╔══
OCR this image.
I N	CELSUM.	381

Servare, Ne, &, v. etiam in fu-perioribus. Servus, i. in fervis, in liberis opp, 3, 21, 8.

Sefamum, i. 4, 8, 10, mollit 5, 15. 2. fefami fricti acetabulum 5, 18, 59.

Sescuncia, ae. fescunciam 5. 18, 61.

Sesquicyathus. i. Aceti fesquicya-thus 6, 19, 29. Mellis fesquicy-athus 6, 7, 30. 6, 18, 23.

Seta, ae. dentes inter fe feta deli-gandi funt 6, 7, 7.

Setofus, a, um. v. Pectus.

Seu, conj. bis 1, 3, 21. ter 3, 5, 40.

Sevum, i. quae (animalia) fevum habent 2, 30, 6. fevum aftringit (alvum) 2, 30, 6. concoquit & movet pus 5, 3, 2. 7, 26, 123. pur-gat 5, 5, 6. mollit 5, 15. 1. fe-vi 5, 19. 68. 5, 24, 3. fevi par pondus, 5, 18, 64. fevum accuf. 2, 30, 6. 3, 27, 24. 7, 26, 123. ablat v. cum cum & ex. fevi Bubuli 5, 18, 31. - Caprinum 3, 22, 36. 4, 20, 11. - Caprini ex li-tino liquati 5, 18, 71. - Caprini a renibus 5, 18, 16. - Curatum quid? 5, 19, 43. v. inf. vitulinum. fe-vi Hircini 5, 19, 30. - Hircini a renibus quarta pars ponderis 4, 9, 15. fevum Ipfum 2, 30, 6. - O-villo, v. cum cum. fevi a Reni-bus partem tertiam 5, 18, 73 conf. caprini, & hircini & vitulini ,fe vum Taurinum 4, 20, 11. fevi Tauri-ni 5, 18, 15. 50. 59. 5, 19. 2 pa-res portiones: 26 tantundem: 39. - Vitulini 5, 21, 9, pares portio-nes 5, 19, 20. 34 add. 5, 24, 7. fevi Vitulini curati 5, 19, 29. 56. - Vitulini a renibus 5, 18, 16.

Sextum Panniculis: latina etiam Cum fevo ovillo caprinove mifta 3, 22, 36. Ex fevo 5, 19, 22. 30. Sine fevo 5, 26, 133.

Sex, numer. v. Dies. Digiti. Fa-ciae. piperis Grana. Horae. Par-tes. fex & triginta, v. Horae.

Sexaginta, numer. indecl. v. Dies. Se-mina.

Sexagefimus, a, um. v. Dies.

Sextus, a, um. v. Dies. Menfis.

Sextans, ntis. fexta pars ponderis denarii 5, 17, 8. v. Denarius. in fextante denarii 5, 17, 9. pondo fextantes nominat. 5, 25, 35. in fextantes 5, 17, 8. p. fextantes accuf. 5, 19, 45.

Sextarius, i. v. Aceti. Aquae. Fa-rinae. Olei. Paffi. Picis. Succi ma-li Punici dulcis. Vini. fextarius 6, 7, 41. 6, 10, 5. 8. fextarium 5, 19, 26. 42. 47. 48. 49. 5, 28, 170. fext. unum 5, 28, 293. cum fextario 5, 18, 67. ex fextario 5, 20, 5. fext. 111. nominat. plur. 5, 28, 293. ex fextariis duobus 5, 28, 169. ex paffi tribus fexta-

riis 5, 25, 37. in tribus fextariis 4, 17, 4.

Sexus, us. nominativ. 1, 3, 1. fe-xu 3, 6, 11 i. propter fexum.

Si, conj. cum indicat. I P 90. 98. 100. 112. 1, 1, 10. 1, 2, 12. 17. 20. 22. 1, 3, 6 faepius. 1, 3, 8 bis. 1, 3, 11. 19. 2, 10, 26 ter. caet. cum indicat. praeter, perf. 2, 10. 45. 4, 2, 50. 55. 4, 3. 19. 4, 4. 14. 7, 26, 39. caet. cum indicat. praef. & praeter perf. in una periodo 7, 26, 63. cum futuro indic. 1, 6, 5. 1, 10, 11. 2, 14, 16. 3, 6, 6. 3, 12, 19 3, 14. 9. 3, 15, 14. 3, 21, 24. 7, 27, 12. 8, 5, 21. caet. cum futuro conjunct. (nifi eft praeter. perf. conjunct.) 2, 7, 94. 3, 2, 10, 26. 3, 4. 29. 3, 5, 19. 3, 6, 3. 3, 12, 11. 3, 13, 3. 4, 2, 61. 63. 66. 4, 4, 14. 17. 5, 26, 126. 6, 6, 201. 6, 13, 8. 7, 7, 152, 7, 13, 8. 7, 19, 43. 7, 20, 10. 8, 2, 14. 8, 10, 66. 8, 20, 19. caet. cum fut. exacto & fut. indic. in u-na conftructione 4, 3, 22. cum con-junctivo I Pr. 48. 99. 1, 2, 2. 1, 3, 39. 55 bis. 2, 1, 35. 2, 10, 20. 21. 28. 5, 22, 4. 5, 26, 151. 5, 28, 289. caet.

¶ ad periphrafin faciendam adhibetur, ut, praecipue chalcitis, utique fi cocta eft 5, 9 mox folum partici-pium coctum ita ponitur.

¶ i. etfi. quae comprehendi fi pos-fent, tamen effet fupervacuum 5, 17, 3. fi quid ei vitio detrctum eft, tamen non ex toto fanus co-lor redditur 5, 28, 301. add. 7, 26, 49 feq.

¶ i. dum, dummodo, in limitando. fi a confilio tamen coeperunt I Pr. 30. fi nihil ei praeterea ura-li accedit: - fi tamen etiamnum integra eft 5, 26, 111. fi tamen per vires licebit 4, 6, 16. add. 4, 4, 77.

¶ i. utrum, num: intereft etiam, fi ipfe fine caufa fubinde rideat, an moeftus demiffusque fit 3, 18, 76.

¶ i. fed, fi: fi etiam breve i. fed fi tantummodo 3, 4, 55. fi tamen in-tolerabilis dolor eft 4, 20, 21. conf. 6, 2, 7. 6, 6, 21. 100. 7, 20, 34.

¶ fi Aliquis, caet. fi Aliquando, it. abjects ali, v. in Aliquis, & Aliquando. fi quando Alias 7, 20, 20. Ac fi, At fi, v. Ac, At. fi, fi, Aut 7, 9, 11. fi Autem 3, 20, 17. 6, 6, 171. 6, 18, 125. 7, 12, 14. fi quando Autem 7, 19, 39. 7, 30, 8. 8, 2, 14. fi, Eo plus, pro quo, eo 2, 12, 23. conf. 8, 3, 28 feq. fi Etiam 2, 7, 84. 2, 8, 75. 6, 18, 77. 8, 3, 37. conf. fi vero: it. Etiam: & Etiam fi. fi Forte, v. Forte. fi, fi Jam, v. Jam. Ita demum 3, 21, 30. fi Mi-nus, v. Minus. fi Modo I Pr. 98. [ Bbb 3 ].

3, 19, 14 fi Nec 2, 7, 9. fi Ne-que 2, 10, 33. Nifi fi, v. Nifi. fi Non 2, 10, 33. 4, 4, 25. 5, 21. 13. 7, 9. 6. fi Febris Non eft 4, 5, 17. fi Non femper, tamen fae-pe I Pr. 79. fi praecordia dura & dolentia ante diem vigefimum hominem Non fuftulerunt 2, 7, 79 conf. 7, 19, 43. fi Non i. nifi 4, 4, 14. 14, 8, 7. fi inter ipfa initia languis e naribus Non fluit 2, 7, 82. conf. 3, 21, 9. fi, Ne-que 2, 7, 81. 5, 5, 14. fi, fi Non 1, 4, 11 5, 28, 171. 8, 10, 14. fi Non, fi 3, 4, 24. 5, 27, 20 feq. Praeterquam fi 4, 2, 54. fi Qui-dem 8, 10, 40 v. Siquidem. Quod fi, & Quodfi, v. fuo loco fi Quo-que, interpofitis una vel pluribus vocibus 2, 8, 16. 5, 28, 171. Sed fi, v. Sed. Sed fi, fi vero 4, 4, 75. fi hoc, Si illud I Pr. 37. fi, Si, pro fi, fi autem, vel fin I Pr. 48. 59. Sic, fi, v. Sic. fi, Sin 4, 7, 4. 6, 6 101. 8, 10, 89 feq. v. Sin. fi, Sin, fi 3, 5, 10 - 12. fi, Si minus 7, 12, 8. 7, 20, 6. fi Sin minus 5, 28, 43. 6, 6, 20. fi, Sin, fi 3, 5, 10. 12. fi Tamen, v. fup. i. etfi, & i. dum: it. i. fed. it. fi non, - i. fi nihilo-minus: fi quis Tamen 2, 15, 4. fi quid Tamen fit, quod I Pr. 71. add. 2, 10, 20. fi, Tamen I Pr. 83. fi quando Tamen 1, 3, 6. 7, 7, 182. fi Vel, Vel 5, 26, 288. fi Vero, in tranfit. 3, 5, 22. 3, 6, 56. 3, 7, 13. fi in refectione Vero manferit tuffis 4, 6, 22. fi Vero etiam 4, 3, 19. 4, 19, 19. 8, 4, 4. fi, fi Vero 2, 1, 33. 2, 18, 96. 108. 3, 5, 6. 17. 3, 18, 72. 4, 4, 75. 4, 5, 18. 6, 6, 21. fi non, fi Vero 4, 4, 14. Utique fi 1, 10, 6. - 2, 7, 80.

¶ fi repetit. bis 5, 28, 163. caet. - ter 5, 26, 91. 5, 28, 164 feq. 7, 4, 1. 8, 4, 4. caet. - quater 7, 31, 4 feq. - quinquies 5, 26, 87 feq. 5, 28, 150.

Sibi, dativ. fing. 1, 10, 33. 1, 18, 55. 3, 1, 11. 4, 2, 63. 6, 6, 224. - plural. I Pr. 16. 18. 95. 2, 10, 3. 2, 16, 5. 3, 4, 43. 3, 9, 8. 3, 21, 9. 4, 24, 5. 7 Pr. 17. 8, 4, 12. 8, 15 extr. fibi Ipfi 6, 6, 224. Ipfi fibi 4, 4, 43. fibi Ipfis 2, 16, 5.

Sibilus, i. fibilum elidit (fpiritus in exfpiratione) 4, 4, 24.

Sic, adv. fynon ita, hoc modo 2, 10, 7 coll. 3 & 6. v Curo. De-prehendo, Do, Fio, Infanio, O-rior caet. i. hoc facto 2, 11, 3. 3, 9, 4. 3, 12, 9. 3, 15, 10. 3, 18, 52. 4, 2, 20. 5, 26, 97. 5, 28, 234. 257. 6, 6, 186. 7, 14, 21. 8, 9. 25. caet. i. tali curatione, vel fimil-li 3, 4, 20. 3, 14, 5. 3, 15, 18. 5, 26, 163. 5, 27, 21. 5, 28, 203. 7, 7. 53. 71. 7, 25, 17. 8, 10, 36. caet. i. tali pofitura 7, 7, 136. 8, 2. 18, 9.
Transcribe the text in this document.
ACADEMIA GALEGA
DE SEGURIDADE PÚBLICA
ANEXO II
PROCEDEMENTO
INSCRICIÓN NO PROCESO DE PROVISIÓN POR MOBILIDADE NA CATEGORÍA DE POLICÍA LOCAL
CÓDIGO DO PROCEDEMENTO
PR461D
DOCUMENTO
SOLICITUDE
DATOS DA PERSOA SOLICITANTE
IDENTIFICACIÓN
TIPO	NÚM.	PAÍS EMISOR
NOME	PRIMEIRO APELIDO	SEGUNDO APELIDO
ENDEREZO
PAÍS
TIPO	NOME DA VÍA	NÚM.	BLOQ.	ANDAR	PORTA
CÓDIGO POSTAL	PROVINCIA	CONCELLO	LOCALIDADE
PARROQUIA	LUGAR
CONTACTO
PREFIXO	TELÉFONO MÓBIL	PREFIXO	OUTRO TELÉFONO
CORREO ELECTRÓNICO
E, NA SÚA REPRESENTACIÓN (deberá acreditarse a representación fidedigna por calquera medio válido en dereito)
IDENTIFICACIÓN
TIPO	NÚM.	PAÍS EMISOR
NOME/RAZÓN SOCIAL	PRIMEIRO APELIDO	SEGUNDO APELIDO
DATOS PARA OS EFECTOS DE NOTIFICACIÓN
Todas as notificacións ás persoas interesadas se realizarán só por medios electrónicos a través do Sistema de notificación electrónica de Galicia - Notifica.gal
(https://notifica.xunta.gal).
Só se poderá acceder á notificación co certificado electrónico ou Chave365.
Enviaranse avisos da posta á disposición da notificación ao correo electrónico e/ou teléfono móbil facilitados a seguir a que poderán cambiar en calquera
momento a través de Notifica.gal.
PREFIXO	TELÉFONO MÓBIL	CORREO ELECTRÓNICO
╚══
DIRECTIONS FOR THIS TASK:
Quote, without any change, each line from the one that contains "Transcribe the text in this document." through the end of the material.

RESULT OF THE EXERCISE:
Transcribe the text in this document.
ACADEMIA GALEGA
DE SEGURIDADE PÚBLICA
ANEXO II
PROCEDEMENTO
INSCRICIÓN NO PROCESO DE PROVISIÓN POR MOBILIDADE NA CATEGORÍA DE POLICÍA LOCAL
CÓDIGO DO PROCEDEMENTO
PR461D
DOCUMENTO
SOLICITUDE
DATOS DA PERSOA SOLICITANTE
IDENTIFICACIÓN
TIPO	NÚM.	PAÍS EMISOR
NOME	PRIMEIRO APELIDO	SEGUNDO APELIDO
ENDEREZO
PAÍS
TIPO	NOME DA VÍA	NÚM.	BLOQ.	ANDAR	PORTA
CÓDIGO POSTAL	PROVINCIA	CONCELLO	LOCALIDADE
PARROQUIA	LUGAR
CONTACTO
PREFIXO	TELÉFONO MÓBIL	PREFIXO	OUTRO TELÉFONO
CORREO ELECTRÓNICO
E, NA SÚA REPRESENTACIÓN (deberá acreditarse a representación fidedigna por calquera medio válido en dereito)
IDENTIFICACIÓN
TIPO	NÚM.	PAÍS EMISOR
NOME/RAZÓN SOCIAL	PRIMEIRO APELIDO	SEGUNDO APELIDO
DATOS PARA OS EFECTOS DE NOTIFICACIÓN
Todas as notificacións ás persoas interesadas se realizarán só por medios electrónicos a través do Sistema de notificación electrónica de Galicia - Notifica.gal
(https://notifica.xunta.gal).
Só se poderá acceder á notificación co certificado electrónico ou Chave365.
Enviaranse avisos da posta á disposición da notificación ao correo electrónico e/ou teléfono móbil facilitados a seguir a que poderán cambiar en calquera
momento a través de Notifica.gal.
PREFIXO	TELÉFONO MÓBIL	CORREO ELECTRÓNICO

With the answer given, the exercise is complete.